Leave out the pictures, then reproduce the rest of the material exactly.

___ Stored records ___

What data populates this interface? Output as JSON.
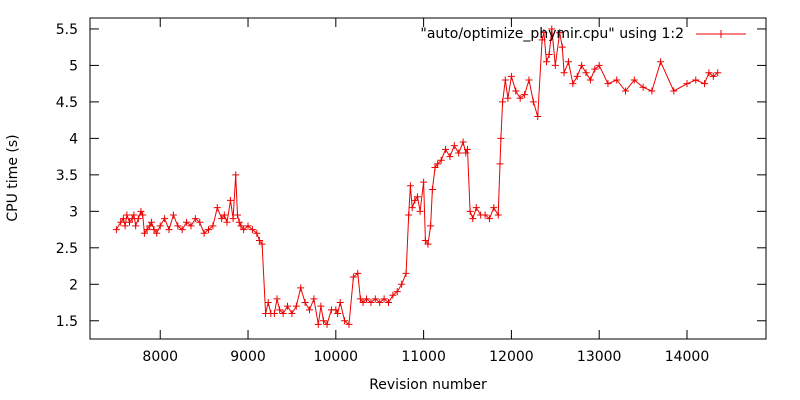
{
  "chart_data": {
    "type": "line",
    "title": "",
    "xlabel": "Revision number",
    "ylabel": "CPU time (s)",
    "xlim": [
      7200,
      14900
    ],
    "ylim": [
      1.25,
      5.65
    ],
    "x_ticks": [
      8000,
      9000,
      10000,
      11000,
      12000,
      13000,
      14000
    ],
    "x_tick_labels": [
      "8000",
      "9000",
      "10000",
      "11000",
      "12000",
      "13000",
      "14000"
    ],
    "y_ticks": [
      1.5,
      2,
      2.5,
      3,
      3.5,
      4,
      4.5,
      5,
      5.5
    ],
    "y_tick_labels": [
      "1.5",
      "2",
      "2.5",
      "3",
      "3.5",
      "4",
      "4.5",
      "5",
      "5.5"
    ],
    "grid": false,
    "legend_position": "top-right",
    "series": [
      {
        "name": "\"auto/optimize_phymir.cpu\" using 1:2",
        "color": "#ee0000",
        "marker": "+",
        "x": [
          7500,
          7550,
          7580,
          7600,
          7620,
          7650,
          7680,
          7700,
          7720,
          7750,
          7780,
          7800,
          7820,
          7850,
          7880,
          7900,
          7930,
          7960,
          8000,
          8050,
          8100,
          8150,
          8200,
          8250,
          8300,
          8350,
          8400,
          8450,
          8500,
          8550,
          8600,
          8650,
          8700,
          8730,
          8760,
          8800,
          8830,
          8860,
          8880,
          8900,
          8920,
          8950,
          9000,
          9050,
          9100,
          9130,
          9160,
          9200,
          9230,
          9260,
          9300,
          9330,
          9360,
          9400,
          9450,
          9500,
          9550,
          9600,
          9650,
          9700,
          9750,
          9800,
          9830,
          9860,
          9900,
          9950,
          10000,
          10020,
          10050,
          10100,
          10150,
          10200,
          10250,
          10280,
          10310,
          10350,
          10400,
          10450,
          10500,
          10550,
          10600,
          10650,
          10700,
          10750,
          10800,
          10830,
          10850,
          10870,
          10900,
          10930,
          10960,
          11000,
          11020,
          11050,
          11080,
          11100,
          11130,
          11160,
          11200,
          11250,
          11300,
          11350,
          11400,
          11450,
          11480,
          11500,
          11530,
          11560,
          11600,
          11650,
          11700,
          11750,
          11800,
          11850,
          11870,
          11880,
          11900,
          11930,
          11960,
          12000,
          12050,
          12100,
          12150,
          12200,
          12250,
          12300,
          12350,
          12370,
          12400,
          12430,
          12460,
          12500,
          12550,
          12580,
          12600,
          12650,
          12700,
          12750,
          12800,
          12850,
          12900,
          12950,
          13000,
          13100,
          13200,
          13300,
          13400,
          13500,
          13600,
          13700,
          13850,
          14000,
          14100,
          14200,
          14250,
          14300,
          14350
        ],
        "y": [
          2.75,
          2.85,
          2.9,
          2.8,
          2.95,
          2.85,
          2.9,
          2.95,
          2.8,
          2.9,
          3.0,
          2.95,
          2.7,
          2.75,
          2.8,
          2.85,
          2.75,
          2.7,
          2.8,
          2.9,
          2.75,
          2.95,
          2.8,
          2.75,
          2.85,
          2.8,
          2.9,
          2.85,
          2.7,
          2.75,
          2.8,
          3.05,
          2.9,
          2.95,
          2.85,
          3.15,
          2.9,
          3.5,
          2.95,
          2.85,
          2.8,
          2.75,
          2.8,
          2.75,
          2.7,
          2.6,
          2.55,
          1.6,
          1.75,
          1.6,
          1.6,
          1.8,
          1.65,
          1.6,
          1.7,
          1.6,
          1.7,
          1.95,
          1.75,
          1.65,
          1.8,
          1.45,
          1.7,
          1.5,
          1.45,
          1.65,
          1.65,
          1.6,
          1.75,
          1.5,
          1.45,
          2.1,
          2.15,
          1.8,
          1.75,
          1.8,
          1.75,
          1.8,
          1.75,
          1.8,
          1.75,
          1.85,
          1.9,
          2.0,
          2.15,
          2.95,
          3.35,
          3.05,
          3.15,
          3.2,
          3.0,
          3.4,
          2.6,
          2.55,
          2.8,
          3.3,
          3.6,
          3.65,
          3.7,
          3.85,
          3.75,
          3.9,
          3.8,
          3.95,
          3.8,
          3.85,
          3.0,
          2.9,
          3.05,
          2.95,
          2.95,
          2.9,
          3.05,
          2.95,
          3.65,
          4.0,
          4.5,
          4.8,
          4.55,
          4.85,
          4.65,
          4.55,
          4.6,
          4.8,
          4.5,
          4.3,
          5.35,
          5.45,
          5.05,
          5.15,
          5.5,
          5.0,
          5.45,
          5.25,
          4.9,
          5.05,
          4.75,
          4.85,
          5.0,
          4.9,
          4.8,
          4.95,
          5.0,
          4.75,
          4.8,
          4.65,
          4.8,
          4.7,
          4.65,
          5.05,
          4.65,
          4.75,
          4.8,
          4.75,
          4.9,
          4.85,
          4.9
        ]
      }
    ]
  }
}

___

Answer for this exercise:
What data populates this interface? Output as JSON.
{
  "chart_data": {
    "type": "line",
    "title": "",
    "xlabel": "Revision number",
    "ylabel": "CPU time (s)",
    "xlim": [
      7200,
      14900
    ],
    "ylim": [
      1.25,
      5.65
    ],
    "x_ticks": [
      8000,
      9000,
      10000,
      11000,
      12000,
      13000,
      14000
    ],
    "x_tick_labels": [
      "8000",
      "9000",
      "10000",
      "11000",
      "12000",
      "13000",
      "14000"
    ],
    "y_ticks": [
      1.5,
      2,
      2.5,
      3,
      3.5,
      4,
      4.5,
      5,
      5.5
    ],
    "y_tick_labels": [
      "1.5",
      "2",
      "2.5",
      "3",
      "3.5",
      "4",
      "4.5",
      "5",
      "5.5"
    ],
    "grid": false,
    "legend_position": "top-right",
    "series": [
      {
        "name": "\"auto/optimize_phymir.cpu\" using 1:2",
        "color": "#ee0000",
        "marker": "+",
        "x": [
          7500,
          7550,
          7580,
          7600,
          7620,
          7650,
          7680,
          7700,
          7720,
          7750,
          7780,
          7800,
          7820,
          7850,
          7880,
          7900,
          7930,
          7960,
          8000,
          8050,
          8100,
          8150,
          8200,
          8250,
          8300,
          8350,
          8400,
          8450,
          8500,
          8550,
          8600,
          8650,
          8700,
          8730,
          8760,
          8800,
          8830,
          8860,
          8880,
          8900,
          8920,
          8950,
          9000,
          9050,
          9100,
          9130,
          9160,
          9200,
          9230,
          9260,
          9300,
          9330,
          9360,
          9400,
          9450,
          9500,
          9550,
          9600,
          9650,
          9700,
          9750,
          9800,
          9830,
          9860,
          9900,
          9950,
          10000,
          10020,
          10050,
          10100,
          10150,
          10200,
          10250,
          10280,
          10310,
          10350,
          10400,
          10450,
          10500,
          10550,
          10600,
          10650,
          10700,
          10750,
          10800,
          10830,
          10850,
          10870,
          10900,
          10930,
          10960,
          11000,
          11020,
          11050,
          11080,
          11100,
          11130,
          11160,
          11200,
          11250,
          11300,
          11350,
          11400,
          11450,
          11480,
          11500,
          11530,
          11560,
          11600,
          11650,
          11700,
          11750,
          11800,
          11850,
          11870,
          11880,
          11900,
          11930,
          11960,
          12000,
          12050,
          12100,
          12150,
          12200,
          12250,
          12300,
          12350,
          12370,
          12400,
          12430,
          12460,
          12500,
          12550,
          12580,
          12600,
          12650,
          12700,
          12750,
          12800,
          12850,
          12900,
          12950,
          13000,
          13100,
          13200,
          13300,
          13400,
          13500,
          13600,
          13700,
          13850,
          14000,
          14100,
          14200,
          14250,
          14300,
          14350
        ],
        "y": [
          2.75,
          2.85,
          2.9,
          2.8,
          2.95,
          2.85,
          2.9,
          2.95,
          2.8,
          2.9,
          3.0,
          2.95,
          2.7,
          2.75,
          2.8,
          2.85,
          2.75,
          2.7,
          2.8,
          2.9,
          2.75,
          2.95,
          2.8,
          2.75,
          2.85,
          2.8,
          2.9,
          2.85,
          2.7,
          2.75,
          2.8,
          3.05,
          2.9,
          2.95,
          2.85,
          3.15,
          2.9,
          3.5,
          2.95,
          2.85,
          2.8,
          2.75,
          2.8,
          2.75,
          2.7,
          2.6,
          2.55,
          1.6,
          1.75,
          1.6,
          1.6,
          1.8,
          1.65,
          1.6,
          1.7,
          1.6,
          1.7,
          1.95,
          1.75,
          1.65,
          1.8,
          1.45,
          1.7,
          1.5,
          1.45,
          1.65,
          1.65,
          1.6,
          1.75,
          1.5,
          1.45,
          2.1,
          2.15,
          1.8,
          1.75,
          1.8,
          1.75,
          1.8,
          1.75,
          1.8,
          1.75,
          1.85,
          1.9,
          2.0,
          2.15,
          2.95,
          3.35,
          3.05,
          3.15,
          3.2,
          3.0,
          3.4,
          2.6,
          2.55,
          2.8,
          3.3,
          3.6,
          3.65,
          3.7,
          3.85,
          3.75,
          3.9,
          3.8,
          3.95,
          3.8,
          3.85,
          3.0,
          2.9,
          3.05,
          2.95,
          2.95,
          2.9,
          3.05,
          2.95,
          3.65,
          4.0,
          4.5,
          4.8,
          4.55,
          4.85,
          4.65,
          4.55,
          4.6,
          4.8,
          4.5,
          4.3,
          5.35,
          5.45,
          5.05,
          5.15,
          5.5,
          5.0,
          5.45,
          5.25,
          4.9,
          5.05,
          4.75,
          4.85,
          5.0,
          4.9,
          4.8,
          4.95,
          5.0,
          4.75,
          4.8,
          4.65,
          4.8,
          4.7,
          4.65,
          5.05,
          4.65,
          4.75,
          4.8,
          4.75,
          4.9,
          4.85,
          4.9
        ]
      }
    ]
  }
}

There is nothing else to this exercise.